Lines containing the word "인화정공" are to be counted; state their number and nothing further.

Data listing

--

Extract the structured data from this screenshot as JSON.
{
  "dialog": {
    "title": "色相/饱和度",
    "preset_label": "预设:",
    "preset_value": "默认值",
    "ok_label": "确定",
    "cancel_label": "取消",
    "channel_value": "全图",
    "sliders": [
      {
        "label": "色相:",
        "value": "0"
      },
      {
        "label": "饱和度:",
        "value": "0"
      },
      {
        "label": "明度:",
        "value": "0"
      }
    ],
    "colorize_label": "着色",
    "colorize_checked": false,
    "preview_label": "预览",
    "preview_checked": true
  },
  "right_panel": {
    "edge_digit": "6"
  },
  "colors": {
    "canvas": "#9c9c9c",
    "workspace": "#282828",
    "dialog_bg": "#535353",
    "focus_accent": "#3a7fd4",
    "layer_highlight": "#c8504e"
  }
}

--

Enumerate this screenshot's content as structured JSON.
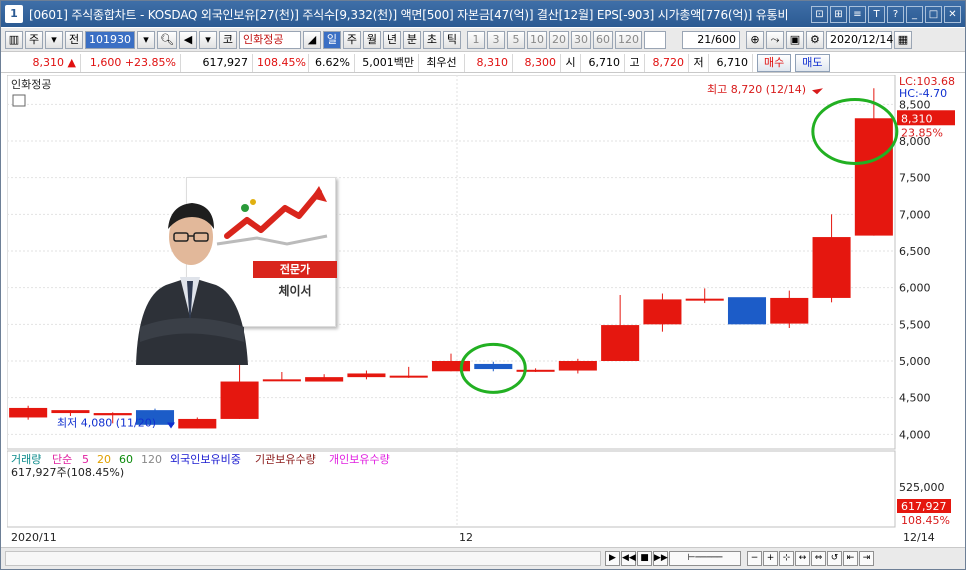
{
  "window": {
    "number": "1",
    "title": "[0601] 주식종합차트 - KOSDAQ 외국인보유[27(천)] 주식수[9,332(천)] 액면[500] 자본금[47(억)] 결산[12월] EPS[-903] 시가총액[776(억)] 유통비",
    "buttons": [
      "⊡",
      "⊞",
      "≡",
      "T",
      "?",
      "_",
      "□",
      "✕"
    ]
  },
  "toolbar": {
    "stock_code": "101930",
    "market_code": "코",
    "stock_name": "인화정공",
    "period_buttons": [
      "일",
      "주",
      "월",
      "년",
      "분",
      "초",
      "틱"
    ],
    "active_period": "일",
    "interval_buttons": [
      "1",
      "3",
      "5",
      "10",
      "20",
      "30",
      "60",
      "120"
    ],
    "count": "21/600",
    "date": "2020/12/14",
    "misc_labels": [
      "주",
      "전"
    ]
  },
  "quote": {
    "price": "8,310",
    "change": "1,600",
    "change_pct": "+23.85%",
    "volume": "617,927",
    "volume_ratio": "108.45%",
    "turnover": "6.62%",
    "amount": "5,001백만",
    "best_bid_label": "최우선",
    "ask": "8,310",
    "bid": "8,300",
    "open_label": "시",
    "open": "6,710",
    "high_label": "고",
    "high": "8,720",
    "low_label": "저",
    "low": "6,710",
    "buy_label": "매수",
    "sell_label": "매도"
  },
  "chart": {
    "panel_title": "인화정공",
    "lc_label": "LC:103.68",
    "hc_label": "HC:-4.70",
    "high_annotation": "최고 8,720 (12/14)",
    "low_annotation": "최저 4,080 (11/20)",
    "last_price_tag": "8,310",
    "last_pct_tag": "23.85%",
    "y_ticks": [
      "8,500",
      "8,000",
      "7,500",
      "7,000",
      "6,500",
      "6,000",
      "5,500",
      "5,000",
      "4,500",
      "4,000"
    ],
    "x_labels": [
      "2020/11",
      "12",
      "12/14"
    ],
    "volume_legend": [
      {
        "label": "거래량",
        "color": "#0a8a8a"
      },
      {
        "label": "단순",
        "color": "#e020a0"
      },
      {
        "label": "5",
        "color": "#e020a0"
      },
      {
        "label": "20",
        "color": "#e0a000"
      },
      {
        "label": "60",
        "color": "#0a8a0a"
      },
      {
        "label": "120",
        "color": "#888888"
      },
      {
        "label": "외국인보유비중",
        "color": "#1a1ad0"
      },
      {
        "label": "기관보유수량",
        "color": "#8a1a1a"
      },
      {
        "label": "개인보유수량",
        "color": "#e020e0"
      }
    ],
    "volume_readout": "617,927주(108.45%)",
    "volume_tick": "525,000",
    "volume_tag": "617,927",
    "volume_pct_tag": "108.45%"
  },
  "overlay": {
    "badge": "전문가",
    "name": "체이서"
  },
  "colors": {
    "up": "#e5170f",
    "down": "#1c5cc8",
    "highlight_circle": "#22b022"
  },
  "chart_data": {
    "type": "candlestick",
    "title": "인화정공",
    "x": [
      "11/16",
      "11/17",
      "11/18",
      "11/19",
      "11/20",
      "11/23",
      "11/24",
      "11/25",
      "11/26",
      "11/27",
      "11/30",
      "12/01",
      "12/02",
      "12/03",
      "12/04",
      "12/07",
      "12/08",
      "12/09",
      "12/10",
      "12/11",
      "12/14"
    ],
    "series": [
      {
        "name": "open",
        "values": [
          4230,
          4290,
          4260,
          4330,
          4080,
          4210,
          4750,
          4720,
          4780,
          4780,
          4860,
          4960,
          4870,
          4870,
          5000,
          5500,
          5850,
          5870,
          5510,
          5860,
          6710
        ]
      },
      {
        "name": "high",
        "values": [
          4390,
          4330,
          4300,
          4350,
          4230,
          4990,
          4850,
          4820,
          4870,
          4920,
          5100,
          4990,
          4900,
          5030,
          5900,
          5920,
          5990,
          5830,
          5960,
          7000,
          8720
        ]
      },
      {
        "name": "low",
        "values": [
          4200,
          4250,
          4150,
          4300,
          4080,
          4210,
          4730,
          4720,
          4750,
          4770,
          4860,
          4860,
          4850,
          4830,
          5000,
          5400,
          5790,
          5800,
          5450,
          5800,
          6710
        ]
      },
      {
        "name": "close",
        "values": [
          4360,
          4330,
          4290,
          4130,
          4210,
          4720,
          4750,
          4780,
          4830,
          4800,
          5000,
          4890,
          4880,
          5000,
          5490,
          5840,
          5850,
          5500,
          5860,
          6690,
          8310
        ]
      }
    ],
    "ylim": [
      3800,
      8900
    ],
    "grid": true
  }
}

--

* **Exercise result**:
3